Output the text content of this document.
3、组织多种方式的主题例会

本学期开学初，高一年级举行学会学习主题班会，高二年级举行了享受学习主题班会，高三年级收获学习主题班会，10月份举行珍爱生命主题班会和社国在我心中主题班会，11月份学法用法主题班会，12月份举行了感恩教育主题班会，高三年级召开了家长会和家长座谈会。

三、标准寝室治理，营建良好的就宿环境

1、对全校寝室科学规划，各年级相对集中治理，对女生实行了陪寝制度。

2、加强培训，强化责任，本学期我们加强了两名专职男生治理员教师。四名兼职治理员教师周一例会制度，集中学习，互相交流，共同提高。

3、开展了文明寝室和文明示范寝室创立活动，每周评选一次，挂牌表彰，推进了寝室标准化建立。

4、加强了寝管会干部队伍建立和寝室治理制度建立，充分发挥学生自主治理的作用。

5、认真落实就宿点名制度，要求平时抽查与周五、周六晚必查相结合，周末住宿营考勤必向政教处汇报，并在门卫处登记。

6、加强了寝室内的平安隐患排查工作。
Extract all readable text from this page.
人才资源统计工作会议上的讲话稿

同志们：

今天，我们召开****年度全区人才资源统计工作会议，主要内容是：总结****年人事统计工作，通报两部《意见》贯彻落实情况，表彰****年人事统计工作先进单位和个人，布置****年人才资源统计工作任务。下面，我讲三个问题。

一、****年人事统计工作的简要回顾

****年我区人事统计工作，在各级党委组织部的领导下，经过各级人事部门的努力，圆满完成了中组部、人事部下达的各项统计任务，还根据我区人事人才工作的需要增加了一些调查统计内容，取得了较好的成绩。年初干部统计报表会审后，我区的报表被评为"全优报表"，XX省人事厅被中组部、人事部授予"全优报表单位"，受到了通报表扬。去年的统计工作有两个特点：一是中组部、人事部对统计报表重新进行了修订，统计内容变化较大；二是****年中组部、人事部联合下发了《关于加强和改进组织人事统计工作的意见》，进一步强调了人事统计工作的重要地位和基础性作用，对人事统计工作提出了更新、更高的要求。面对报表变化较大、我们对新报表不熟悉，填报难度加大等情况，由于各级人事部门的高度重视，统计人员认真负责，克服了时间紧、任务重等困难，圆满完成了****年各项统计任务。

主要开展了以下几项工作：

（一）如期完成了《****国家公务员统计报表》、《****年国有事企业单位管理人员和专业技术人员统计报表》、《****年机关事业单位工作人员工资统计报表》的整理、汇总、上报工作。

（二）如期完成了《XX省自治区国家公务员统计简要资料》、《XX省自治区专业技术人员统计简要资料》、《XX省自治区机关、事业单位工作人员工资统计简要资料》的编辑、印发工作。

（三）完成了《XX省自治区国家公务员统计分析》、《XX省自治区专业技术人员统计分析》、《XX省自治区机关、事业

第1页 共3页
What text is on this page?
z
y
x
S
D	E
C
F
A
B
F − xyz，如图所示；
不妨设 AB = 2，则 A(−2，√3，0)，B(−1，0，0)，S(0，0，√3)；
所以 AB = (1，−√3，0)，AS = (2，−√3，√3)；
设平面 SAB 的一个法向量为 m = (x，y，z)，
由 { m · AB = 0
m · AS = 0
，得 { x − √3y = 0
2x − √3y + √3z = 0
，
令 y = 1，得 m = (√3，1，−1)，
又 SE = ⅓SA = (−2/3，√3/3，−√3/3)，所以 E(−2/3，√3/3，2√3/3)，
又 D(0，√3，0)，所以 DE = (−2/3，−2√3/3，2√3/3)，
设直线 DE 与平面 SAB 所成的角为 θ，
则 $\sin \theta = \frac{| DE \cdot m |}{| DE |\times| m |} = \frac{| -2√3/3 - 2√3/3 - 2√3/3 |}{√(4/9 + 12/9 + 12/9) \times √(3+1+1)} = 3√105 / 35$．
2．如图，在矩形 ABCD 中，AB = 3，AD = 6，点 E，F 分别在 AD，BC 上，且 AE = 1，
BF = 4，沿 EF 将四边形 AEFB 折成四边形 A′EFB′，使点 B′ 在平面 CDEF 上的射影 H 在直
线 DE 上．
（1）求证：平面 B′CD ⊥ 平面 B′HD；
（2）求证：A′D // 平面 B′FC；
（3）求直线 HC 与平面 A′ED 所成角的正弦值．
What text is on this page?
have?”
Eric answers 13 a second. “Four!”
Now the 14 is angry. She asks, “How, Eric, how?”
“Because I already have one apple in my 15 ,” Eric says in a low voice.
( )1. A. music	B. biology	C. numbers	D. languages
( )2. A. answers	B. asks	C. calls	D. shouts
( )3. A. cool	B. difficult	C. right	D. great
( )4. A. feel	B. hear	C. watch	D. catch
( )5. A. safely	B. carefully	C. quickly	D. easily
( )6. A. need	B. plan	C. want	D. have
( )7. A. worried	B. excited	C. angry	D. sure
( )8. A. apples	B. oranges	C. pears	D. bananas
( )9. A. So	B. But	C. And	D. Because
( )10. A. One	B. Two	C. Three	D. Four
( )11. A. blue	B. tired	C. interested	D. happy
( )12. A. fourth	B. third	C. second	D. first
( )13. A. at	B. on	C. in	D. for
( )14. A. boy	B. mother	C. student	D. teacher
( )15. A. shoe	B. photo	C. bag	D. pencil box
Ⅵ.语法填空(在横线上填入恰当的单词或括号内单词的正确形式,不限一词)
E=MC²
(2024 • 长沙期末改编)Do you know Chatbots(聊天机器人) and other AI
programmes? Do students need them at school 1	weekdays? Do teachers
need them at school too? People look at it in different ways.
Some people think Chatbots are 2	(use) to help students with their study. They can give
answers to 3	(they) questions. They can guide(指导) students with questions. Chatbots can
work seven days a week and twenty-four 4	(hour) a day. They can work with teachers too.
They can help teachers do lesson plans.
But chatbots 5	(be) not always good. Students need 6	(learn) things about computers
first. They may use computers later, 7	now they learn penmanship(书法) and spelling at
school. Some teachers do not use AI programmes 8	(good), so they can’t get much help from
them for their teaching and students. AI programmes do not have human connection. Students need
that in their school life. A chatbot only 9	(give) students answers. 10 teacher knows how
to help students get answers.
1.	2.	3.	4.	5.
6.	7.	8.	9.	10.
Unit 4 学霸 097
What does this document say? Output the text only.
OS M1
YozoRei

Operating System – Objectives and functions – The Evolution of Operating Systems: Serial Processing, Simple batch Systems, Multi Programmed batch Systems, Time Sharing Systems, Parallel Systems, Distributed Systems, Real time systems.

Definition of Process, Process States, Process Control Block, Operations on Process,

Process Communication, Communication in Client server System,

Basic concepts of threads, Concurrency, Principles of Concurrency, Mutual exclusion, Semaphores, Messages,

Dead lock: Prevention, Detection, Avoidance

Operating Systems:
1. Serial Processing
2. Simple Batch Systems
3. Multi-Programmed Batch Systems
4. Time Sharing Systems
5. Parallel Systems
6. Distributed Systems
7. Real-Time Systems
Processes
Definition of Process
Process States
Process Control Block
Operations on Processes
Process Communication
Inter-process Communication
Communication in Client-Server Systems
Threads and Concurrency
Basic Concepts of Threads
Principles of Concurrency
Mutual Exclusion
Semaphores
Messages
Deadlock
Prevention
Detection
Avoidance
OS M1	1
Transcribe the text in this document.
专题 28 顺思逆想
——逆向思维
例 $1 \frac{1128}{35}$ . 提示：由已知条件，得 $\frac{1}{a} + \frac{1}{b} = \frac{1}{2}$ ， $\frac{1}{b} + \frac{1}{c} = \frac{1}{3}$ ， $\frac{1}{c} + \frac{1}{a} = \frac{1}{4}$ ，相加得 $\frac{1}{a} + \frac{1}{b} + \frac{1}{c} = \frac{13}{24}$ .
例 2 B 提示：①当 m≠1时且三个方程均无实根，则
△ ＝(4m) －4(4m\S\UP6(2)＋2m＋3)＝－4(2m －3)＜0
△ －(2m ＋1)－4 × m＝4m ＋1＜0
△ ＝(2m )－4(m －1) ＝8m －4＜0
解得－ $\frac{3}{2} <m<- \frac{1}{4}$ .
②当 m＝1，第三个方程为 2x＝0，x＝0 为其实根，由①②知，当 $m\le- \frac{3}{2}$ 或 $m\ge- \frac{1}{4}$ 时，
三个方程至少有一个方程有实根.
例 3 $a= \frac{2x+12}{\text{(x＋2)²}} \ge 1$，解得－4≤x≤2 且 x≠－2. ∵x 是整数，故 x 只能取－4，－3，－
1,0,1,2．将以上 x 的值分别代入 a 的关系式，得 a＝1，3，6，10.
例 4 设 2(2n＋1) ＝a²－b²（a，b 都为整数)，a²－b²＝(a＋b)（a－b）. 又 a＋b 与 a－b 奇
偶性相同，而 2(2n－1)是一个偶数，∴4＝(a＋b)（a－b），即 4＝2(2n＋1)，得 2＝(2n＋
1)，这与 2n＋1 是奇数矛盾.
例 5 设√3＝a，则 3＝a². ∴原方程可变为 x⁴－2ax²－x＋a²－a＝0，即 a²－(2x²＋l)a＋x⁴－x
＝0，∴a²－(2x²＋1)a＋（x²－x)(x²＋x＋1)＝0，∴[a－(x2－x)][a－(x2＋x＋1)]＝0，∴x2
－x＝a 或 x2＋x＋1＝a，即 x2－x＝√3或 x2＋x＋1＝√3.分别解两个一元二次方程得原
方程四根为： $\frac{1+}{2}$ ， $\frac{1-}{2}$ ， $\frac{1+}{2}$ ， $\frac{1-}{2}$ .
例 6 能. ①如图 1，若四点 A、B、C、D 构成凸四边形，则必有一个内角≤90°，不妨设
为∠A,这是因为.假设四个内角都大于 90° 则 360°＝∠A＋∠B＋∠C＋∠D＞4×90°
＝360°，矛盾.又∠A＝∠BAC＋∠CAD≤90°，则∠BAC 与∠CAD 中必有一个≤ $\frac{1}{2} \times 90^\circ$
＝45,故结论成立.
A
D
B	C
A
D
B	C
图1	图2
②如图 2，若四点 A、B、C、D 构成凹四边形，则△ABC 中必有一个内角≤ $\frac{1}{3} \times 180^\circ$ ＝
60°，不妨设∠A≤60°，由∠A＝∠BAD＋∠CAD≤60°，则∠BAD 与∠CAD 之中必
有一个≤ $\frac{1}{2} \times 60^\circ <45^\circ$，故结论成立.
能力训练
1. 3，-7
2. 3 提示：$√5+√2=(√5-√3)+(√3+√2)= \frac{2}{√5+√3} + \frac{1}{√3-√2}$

----

**Task to carry out**
Which lines hold the word "States"? Copy each of them from the records.

**Problem solution**
Definition of Process, Process States, Process Control Block, Operations on Process,
Process States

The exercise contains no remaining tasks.